• The request
Copy out all lines where "copying" appears.

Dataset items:

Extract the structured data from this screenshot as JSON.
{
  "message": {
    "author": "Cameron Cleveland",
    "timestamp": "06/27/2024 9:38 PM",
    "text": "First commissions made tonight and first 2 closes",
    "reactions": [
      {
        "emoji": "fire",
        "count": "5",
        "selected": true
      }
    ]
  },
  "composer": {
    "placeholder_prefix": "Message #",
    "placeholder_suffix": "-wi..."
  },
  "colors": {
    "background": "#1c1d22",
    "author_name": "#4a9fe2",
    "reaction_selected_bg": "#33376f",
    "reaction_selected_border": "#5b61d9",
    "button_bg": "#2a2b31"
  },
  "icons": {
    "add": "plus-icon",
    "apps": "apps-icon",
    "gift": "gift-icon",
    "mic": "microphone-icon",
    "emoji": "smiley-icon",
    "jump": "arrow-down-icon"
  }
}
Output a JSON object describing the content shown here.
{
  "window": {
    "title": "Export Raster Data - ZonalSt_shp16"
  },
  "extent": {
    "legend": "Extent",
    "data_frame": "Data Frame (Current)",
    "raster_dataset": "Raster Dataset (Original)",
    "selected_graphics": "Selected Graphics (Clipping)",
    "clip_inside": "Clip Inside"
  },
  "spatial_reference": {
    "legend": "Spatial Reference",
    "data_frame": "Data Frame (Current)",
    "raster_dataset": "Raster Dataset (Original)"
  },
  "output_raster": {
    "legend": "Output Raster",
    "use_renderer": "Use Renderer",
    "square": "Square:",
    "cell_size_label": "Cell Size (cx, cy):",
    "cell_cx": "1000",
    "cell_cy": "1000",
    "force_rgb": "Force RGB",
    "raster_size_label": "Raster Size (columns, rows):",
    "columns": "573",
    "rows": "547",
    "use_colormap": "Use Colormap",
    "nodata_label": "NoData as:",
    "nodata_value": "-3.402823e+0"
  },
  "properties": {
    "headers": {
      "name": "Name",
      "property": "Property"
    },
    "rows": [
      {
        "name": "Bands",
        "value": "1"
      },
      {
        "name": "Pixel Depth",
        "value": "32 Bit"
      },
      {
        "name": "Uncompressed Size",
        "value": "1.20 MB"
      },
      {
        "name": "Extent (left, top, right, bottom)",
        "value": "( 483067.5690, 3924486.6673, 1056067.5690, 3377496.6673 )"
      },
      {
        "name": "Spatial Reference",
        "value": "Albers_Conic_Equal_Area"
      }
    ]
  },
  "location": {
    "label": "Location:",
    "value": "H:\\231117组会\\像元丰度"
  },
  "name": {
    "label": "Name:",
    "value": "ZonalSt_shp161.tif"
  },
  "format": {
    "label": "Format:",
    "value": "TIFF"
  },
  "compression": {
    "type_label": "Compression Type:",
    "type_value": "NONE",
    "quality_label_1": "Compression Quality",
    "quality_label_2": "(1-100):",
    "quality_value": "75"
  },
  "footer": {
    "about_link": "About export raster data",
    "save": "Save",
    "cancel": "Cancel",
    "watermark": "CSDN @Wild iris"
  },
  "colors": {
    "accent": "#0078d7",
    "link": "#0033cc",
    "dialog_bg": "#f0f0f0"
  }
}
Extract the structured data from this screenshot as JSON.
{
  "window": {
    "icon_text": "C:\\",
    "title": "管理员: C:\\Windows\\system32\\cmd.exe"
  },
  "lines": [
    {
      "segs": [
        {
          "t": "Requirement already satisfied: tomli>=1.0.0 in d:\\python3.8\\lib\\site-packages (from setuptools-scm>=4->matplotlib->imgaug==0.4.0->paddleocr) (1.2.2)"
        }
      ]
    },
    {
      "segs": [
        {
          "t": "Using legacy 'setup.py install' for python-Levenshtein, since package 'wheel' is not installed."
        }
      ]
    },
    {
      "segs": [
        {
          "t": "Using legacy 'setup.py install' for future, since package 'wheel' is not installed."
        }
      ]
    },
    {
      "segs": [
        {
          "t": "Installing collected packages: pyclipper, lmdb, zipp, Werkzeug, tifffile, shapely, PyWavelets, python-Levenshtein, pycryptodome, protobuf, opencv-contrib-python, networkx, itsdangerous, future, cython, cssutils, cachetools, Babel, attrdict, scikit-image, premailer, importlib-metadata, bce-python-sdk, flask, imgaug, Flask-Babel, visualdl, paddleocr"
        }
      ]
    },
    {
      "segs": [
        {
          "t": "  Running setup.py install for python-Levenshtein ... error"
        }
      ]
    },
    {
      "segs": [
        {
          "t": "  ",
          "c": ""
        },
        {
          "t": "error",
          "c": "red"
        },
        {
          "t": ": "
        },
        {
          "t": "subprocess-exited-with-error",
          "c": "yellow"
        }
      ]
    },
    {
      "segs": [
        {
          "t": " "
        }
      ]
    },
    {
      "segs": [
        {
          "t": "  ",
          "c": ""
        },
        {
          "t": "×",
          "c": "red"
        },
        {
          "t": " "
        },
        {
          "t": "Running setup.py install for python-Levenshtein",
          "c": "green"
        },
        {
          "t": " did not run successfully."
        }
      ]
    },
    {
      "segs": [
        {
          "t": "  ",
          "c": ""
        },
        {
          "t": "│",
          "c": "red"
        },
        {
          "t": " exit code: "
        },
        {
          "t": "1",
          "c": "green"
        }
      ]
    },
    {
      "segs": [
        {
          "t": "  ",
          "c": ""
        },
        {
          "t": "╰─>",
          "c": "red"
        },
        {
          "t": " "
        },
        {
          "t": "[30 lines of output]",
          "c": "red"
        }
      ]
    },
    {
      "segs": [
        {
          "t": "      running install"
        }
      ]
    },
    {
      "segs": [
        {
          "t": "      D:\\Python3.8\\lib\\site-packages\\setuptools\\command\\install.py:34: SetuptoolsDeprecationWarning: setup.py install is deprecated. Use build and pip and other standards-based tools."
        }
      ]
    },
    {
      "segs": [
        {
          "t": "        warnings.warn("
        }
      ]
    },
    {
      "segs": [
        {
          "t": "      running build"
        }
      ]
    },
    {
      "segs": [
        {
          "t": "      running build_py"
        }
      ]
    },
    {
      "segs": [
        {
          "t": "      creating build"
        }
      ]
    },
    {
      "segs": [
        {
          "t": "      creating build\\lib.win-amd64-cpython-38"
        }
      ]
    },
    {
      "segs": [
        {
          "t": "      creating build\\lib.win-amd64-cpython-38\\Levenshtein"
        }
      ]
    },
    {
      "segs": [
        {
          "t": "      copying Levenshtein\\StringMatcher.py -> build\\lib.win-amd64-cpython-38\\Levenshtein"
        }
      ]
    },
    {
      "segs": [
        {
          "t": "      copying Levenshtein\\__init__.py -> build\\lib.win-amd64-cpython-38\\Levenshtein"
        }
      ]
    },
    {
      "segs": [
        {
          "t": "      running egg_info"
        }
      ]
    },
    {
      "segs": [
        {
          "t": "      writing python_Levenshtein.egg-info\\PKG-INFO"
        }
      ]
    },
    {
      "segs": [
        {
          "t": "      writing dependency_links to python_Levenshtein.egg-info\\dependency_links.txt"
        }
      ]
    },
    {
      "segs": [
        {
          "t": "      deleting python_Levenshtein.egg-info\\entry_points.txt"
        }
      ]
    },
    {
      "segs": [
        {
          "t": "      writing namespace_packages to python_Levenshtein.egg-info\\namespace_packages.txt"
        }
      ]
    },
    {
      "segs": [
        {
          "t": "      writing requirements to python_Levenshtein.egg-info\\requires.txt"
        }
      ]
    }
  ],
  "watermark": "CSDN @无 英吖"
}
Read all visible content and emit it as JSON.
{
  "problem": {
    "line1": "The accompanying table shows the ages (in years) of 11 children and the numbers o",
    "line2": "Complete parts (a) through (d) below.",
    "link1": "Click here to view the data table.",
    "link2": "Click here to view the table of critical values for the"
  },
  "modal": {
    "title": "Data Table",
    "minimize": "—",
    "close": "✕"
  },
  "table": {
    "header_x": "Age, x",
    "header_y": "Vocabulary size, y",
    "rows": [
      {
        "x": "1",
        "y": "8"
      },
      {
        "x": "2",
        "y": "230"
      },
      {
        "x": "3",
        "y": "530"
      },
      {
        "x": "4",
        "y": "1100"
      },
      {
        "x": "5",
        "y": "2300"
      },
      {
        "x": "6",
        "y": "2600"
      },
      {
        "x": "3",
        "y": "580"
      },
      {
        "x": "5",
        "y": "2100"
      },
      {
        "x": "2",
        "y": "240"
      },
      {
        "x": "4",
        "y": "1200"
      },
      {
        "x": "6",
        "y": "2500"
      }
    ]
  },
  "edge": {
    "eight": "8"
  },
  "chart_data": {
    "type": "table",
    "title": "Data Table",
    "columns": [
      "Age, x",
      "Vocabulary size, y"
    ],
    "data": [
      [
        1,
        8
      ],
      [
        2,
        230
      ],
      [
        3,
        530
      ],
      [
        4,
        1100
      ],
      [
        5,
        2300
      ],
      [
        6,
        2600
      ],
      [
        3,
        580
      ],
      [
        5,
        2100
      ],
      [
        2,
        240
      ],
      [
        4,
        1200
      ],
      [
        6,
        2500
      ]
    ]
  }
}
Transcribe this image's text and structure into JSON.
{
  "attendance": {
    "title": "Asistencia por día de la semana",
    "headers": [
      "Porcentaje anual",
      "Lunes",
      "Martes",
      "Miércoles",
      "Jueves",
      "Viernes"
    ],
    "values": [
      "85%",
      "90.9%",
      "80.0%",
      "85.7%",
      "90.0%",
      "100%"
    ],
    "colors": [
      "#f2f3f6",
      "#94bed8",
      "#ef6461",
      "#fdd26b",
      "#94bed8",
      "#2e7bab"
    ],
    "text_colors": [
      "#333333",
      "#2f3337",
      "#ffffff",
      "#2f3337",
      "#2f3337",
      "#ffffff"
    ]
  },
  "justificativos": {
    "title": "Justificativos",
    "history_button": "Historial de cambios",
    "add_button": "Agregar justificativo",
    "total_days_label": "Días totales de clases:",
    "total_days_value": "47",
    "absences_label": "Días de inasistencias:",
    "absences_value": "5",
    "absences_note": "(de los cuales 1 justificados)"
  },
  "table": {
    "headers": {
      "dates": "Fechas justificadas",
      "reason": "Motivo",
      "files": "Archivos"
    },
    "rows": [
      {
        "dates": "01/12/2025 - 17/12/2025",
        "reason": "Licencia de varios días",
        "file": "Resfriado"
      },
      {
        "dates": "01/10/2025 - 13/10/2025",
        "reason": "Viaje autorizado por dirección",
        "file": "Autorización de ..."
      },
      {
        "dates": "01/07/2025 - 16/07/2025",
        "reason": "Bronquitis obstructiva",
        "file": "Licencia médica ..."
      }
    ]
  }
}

• Exercise output
          "t": "      copying Levenshtein\\StringMatcher.py -> build\\lib.win-amd64-cpython-38\\Levenshtein"
          "t": "      copying Levenshtein\\__init__.py -> build\\lib.win-amd64-cpython-38\\Levenshtein"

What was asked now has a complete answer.